**Document text**.
╔══

Disclaimer: Nothing on this page shall be interpreted as legal or tax advice. Rules and regulations vary by location. They also change over time and are specific to your situation. Furthermore, this comment section is provided so people can share their thoughts and experience. Please consult a licensed professional if you have legal or tax questions.

  1. If I am a non-US resident looking to form a Wyoming LLC to operate an e-commerce outside of the US do you think Wyoming is the right state?
    According to my personal research so far is the one state with more benefits.
    Also, what do you think would happen if after some time I opt to expand my offerings to the US?
    Thank you very much and really helpful all the information you provide.

    • Hi Jaime, Wyoming is a fine state to use. You can pretty much pick any state you’d like. It’s really hard to say which is “best”. What do you mean by “expand my offerings to the US”?

  2. Hi Matt,
    Great site. Thanks for all the insight. I read thru the comments and have questions for you.
    I am a consultant in NJ with a NJ LLC. I worry about liability bc I give non-legal advice to businesses and carry E&O insurance. Since I am the principal of my business and clients know who I am, does it make sense to open an Ohio holding LLC to hold the NJ LLC for anonymity proposes? Is it a waste in my case or is there still protection to be had there?
    Would it make a difference to tell clients my company is owned by another company? (Which would be the truth). Do my personal assets have any more protection by doing this?
    Thank you in advance!

    • Thanks Joe. You’re welcome. Based on what you’ve shared, the Ohio LLC holding company might not offer more asset protection. However, if you think it has good optics or sounds good, it’s totally fine to have your New Jersey LLC owned by your Ohio LLC. And generally speaking, it’s more private. Since in filings (formation filings or annual filings), if they ask for a Member or Manager to be listed, you can just list the Ohio LLC instead of yourself.

╚══

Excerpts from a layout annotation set
╔══

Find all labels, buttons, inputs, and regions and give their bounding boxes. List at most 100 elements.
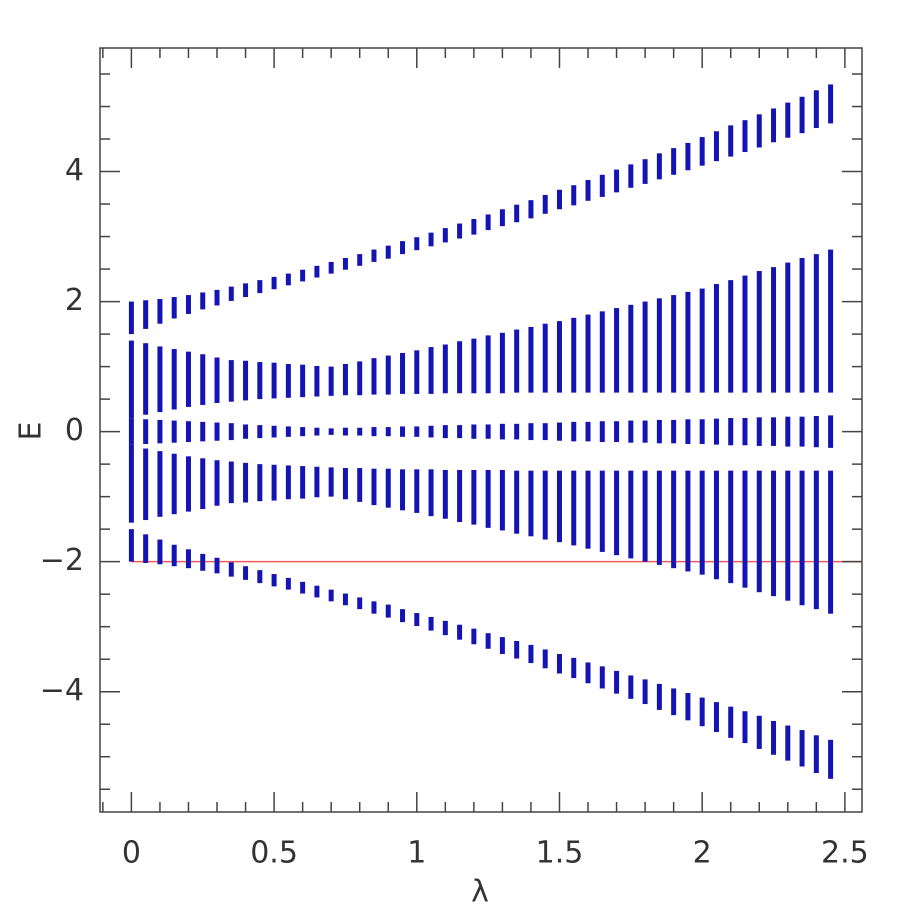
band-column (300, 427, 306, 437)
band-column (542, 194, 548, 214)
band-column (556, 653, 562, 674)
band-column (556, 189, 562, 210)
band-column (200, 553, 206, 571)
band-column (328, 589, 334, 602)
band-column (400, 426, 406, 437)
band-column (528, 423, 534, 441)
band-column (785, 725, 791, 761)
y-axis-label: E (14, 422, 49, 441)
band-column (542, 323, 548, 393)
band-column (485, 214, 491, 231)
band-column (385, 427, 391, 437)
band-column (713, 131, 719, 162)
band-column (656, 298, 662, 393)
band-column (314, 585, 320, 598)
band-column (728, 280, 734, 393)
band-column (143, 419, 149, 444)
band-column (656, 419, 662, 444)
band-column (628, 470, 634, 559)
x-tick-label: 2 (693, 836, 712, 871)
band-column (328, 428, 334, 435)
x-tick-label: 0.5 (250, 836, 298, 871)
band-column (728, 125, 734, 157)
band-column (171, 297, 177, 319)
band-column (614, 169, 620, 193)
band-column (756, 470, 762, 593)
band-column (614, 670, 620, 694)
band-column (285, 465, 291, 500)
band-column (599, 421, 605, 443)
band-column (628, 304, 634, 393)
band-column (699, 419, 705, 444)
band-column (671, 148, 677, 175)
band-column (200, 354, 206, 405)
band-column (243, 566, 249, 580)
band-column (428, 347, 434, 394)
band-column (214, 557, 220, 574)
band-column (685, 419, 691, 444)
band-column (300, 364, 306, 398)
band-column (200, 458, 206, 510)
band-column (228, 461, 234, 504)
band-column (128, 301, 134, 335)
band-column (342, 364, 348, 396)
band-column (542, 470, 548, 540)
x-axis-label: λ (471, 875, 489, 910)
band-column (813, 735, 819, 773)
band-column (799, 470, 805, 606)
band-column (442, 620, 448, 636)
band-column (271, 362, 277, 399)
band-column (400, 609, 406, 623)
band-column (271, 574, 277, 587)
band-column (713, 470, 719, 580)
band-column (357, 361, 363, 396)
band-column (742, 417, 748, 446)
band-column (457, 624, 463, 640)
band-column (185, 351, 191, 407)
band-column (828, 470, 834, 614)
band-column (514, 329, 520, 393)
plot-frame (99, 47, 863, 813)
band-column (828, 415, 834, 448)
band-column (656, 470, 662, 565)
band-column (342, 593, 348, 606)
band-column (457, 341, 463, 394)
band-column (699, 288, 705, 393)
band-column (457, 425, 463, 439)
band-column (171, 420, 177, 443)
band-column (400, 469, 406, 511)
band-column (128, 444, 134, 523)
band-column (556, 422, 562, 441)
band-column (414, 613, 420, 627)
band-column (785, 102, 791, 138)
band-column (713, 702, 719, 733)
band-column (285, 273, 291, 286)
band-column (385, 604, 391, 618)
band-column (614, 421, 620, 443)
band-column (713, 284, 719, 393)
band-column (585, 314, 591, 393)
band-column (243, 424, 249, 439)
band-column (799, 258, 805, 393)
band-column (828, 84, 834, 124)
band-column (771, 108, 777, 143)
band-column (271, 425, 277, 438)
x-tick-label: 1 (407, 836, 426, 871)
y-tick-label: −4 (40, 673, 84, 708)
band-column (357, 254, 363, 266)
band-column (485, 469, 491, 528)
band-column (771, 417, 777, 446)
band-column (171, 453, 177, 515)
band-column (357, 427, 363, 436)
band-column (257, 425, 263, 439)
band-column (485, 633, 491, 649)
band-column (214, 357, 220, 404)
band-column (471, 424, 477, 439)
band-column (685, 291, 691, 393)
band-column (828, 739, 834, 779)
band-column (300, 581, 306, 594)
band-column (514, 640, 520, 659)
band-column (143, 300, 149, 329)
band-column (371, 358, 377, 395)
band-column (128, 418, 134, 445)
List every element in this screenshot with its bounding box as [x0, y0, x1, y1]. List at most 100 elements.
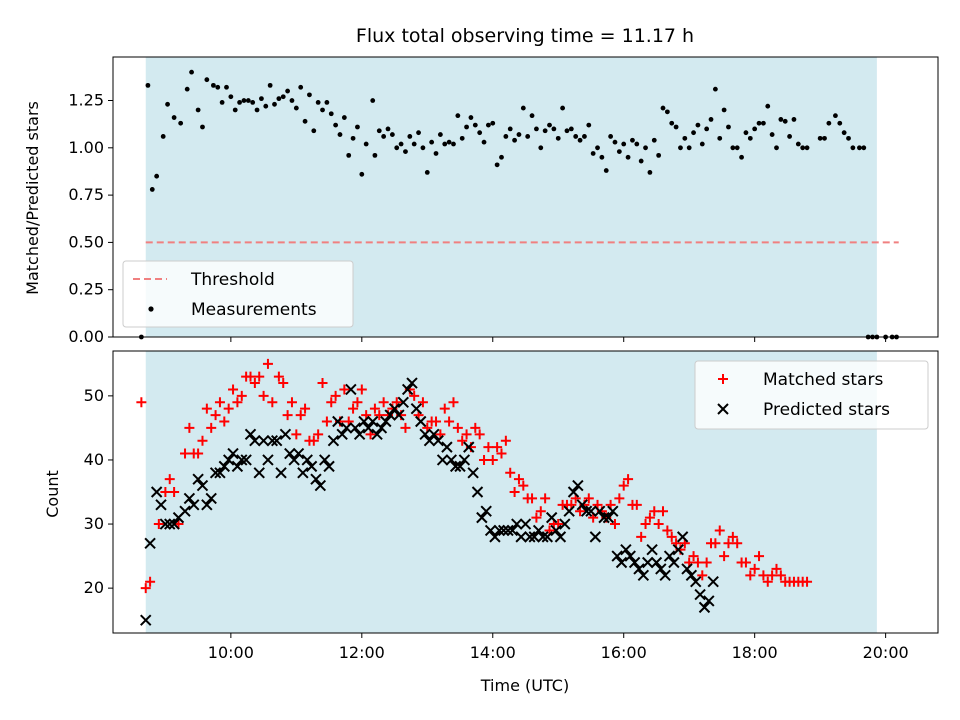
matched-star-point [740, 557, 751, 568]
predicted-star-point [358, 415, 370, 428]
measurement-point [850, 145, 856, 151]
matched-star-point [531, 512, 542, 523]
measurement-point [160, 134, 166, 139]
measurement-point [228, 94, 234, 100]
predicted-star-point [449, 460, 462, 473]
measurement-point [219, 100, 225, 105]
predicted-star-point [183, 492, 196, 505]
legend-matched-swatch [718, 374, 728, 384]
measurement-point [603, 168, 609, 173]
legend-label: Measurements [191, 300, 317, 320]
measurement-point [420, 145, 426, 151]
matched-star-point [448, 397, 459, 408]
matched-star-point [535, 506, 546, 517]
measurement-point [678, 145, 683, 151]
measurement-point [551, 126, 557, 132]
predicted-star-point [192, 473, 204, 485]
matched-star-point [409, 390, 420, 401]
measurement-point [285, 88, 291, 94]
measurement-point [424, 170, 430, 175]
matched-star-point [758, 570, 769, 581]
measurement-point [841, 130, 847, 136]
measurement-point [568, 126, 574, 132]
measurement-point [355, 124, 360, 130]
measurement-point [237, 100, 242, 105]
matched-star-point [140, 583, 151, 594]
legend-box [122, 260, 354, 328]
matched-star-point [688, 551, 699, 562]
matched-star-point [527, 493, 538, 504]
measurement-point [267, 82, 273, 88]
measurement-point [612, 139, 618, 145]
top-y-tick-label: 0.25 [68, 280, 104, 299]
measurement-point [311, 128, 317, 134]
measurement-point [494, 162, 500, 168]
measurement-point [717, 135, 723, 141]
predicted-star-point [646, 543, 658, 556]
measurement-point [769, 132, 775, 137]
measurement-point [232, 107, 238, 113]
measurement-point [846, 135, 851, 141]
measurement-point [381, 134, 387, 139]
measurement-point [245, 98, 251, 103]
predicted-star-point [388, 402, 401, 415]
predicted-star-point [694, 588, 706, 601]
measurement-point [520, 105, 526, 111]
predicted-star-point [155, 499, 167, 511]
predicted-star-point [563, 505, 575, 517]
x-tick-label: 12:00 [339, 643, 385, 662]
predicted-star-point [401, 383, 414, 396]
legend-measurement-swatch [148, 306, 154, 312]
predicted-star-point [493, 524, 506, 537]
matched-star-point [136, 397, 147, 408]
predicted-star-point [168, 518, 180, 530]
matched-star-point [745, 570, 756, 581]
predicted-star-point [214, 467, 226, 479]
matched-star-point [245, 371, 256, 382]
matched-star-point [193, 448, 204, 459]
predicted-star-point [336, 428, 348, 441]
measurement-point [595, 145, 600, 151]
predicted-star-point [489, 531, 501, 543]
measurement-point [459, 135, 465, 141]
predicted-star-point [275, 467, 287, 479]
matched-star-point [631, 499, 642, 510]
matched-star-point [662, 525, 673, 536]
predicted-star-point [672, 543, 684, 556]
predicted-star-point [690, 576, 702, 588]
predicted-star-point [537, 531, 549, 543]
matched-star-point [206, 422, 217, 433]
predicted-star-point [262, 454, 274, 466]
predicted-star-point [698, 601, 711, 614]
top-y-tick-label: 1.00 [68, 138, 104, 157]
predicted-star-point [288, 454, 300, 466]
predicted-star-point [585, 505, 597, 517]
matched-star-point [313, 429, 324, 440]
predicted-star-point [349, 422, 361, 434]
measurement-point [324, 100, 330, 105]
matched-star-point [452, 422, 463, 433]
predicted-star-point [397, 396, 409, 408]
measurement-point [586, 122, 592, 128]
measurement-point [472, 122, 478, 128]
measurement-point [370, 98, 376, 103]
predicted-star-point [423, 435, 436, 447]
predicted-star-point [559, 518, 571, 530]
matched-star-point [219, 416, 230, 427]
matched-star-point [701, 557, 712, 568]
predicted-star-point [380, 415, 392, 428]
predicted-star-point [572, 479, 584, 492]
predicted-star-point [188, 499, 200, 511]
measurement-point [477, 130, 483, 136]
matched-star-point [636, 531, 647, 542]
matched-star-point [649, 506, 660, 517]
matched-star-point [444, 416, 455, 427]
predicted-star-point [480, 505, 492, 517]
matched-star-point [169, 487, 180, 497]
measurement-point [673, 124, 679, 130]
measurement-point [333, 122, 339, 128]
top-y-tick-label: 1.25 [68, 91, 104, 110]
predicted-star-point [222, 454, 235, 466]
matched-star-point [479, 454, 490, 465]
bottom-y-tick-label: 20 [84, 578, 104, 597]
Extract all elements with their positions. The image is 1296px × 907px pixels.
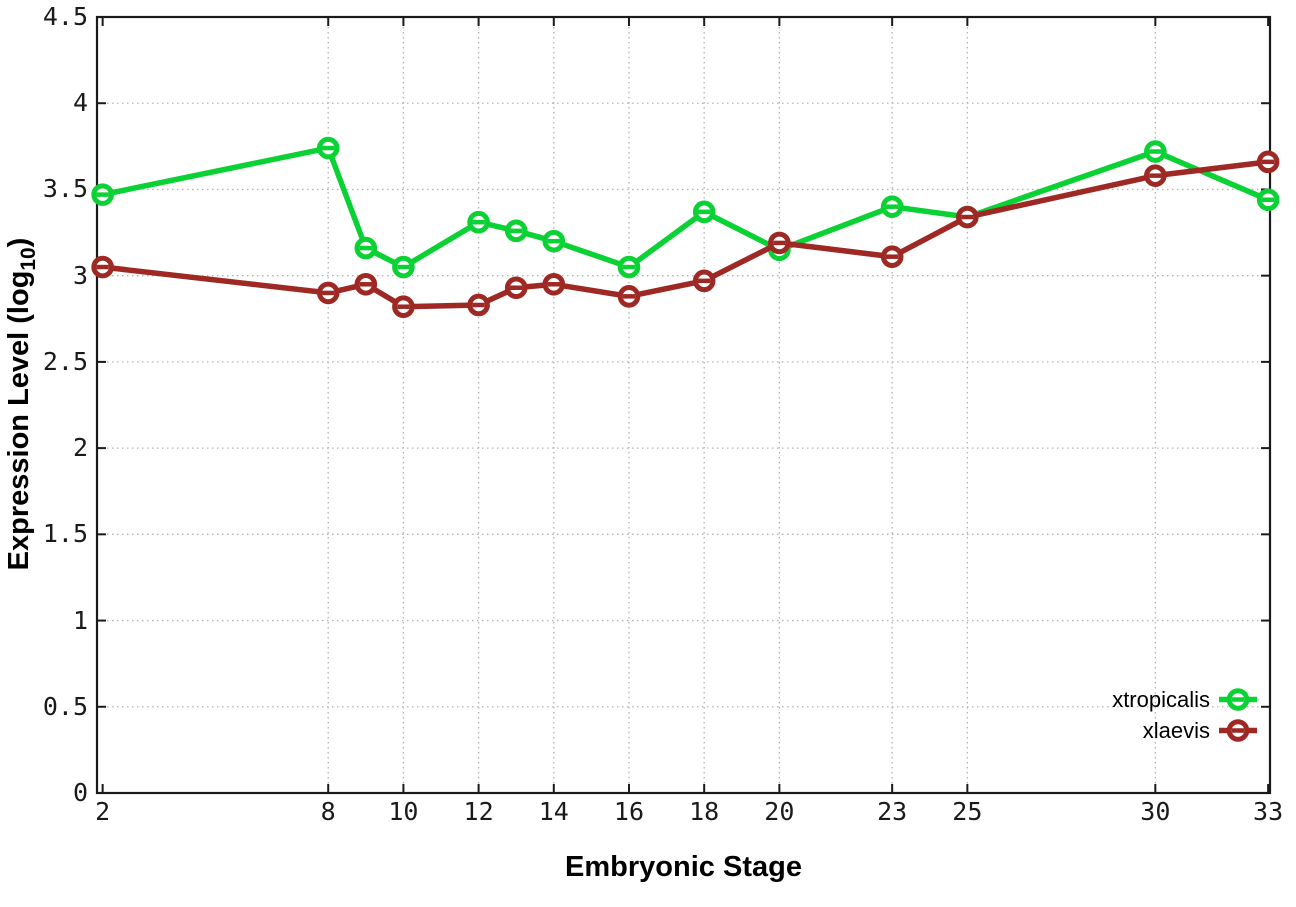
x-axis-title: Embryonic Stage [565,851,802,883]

╚══

**Work to complete**.
• a. Answer these questions from the comment thread:
(i) In which state does the first commenter ask about forming an LLC?
(ii) In which state is the consultant's existing LLC?
(iii) According to the reply to Joe, what can be listed in filings instead of himself when a Member or Manager must be listed?
• b. Write out the part of the comment thread starting at "1. If I am a" and ending at "questions for you.".

**Set of answers**.
• a.
(i) Wyoming
(ii) New Jersey
(iii) The Ohio LLC

• b.
1. If I am a non-US resident looking to form a Wyoming LLC to operate an e-commerce outside of the US do you think Wyoming is the right state?
    According to my personal research so far is the one state with more benefits.
    Also, what do you think would happen if after some time I opt to expand my offerings to the US?
    Thank you very much and really helpful all the information you provide.

    • Hi Jaime, Wyoming is a fine state to use. You can pretty much pick any state you’d like. It’s really hard to say which is “best”. What do you mean by “expand my offerings to the US”?

  2. Hi Matt,
    Great site. Thanks for all the insight. I read thru the comments and have questions for you.